**REQUIRED TASK 1:**
Return the records without changes, starting at their first line and ending at the line that contains "headstone-photo-icon xyxy=(41,237,101,297)".

**PASSAGE PROVIDED:**
--------------------------------

On 26.05.2017 19:04, Andrew Schorr wrote:
> On Friday, May 26, 2017 at 11:42:34 AM UTC-4, Janis Papanagnou wrote:
[...]
>> In the given case where you can't control it from inside of awk I'd
>> rather would externalize the task, i.e. do the discrimination where
>> I am forced to do that anyway; on the command line (or environment)
>> where I will have to specify "-M" or not.[*]
>
> I don't follow this comment. Are you suggesting a change from current
> behavior?
No, no. What I meant is that given what we have _I_ (probably not the
OP who may have requirements I don't yet recognize) would put the test
(if necessary) statically in the environment; the calling environment
will require adding -M (if you need it) or keep the default anyway, if
all I want to do is to abort any lacking precision functionality, so I
don't seem to need the test inside awk. (Having the test inside an awk
module might be necessary if you have independent library modules that
can be called from other awk programs that might or might not be called
with -M; for me the procedure to test precision in library modules looks
a bit strange, so I'm not really sure why that would be necessary, but I
cannot deny if someone has good uses for it. But GNU awk's handling is,
IMO, anyway not perfect in this case as [partly] discussed previously.)
>
>> [*] Note that this not related any more to the original request of
>> this thread to test "-M" (for which there seems to be a solution
>> already, and one that is probably available with the next release).

--------------------------------

**REQUIRED TASK 2:**
Retype the passage from the awk discussion word for word, starting at "No, no. What" and ending at "[partly] discussed previously.)".

--------------------------------

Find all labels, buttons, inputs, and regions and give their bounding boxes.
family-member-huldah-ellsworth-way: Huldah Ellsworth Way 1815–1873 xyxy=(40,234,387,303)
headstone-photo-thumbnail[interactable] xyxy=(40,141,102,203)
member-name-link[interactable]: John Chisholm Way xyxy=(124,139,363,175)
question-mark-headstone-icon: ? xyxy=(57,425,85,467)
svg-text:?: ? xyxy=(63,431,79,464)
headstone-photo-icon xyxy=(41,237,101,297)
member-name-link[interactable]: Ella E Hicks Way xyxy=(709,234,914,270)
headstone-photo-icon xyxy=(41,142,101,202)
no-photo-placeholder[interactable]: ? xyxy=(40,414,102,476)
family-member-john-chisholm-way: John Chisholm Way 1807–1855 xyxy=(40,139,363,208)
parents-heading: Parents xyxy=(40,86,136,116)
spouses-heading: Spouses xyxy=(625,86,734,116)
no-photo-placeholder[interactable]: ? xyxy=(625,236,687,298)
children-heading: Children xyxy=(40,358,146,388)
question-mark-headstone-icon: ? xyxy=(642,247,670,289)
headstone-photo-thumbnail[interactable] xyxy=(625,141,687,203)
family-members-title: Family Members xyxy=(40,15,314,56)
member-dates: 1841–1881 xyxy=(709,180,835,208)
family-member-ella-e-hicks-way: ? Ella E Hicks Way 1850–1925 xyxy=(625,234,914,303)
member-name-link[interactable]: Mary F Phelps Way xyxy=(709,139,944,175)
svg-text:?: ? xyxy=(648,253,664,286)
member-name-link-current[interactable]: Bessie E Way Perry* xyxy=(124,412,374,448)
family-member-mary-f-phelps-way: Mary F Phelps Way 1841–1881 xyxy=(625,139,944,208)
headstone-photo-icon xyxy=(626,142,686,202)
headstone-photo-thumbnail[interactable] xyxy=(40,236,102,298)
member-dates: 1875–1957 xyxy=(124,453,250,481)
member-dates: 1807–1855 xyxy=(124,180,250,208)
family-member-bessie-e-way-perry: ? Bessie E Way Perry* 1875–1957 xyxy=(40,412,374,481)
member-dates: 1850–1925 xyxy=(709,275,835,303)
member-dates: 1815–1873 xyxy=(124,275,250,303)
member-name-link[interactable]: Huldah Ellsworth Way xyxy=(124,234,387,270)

--------------------------------

**FINAL RESULT 1:**
Find all labels, buttons, inputs, and regions and give their bounding boxes.
family-member-huldah-ellsworth-way: Huldah Ellsworth Way 1815–1873 xyxy=(40,234,387,303)
headstone-photo-thumbnail[interactable] xyxy=(40,141,102,203)
member-name-link[interactable]: John Chisholm Way xyxy=(124,139,363,175)
question-mark-headstone-icon: ? xyxy=(57,425,85,467)
svg-text:?: ? xyxy=(63,431,79,464)
headstone-photo-icon xyxy=(41,237,101,297)

**FINAL RESULT 2:**
No, no. What I meant is that given what we have _I_ (probably not the
OP who may have requirements I don't yet recognize) would put the test
(if necessary) statically in the environment; the calling environment
will require adding -M (if you need it) or keep the default anyway, if
all I want to do is to abort any lacking precision functionality, so I
don't seem to need the test inside awk. (Having the test inside an awk
module might be necessary if you have independent library modules that
can be called from other awk programs that might or might not be called
with -M; for me the procedure to test precision in library modules looks
a bit strange, so I'm not really sure why that would be necessary, but I
cannot deny if someone has good uses for it. But GNU awk's handling is,
IMO, anyway not perfect in this case as [partly] discussed previously.)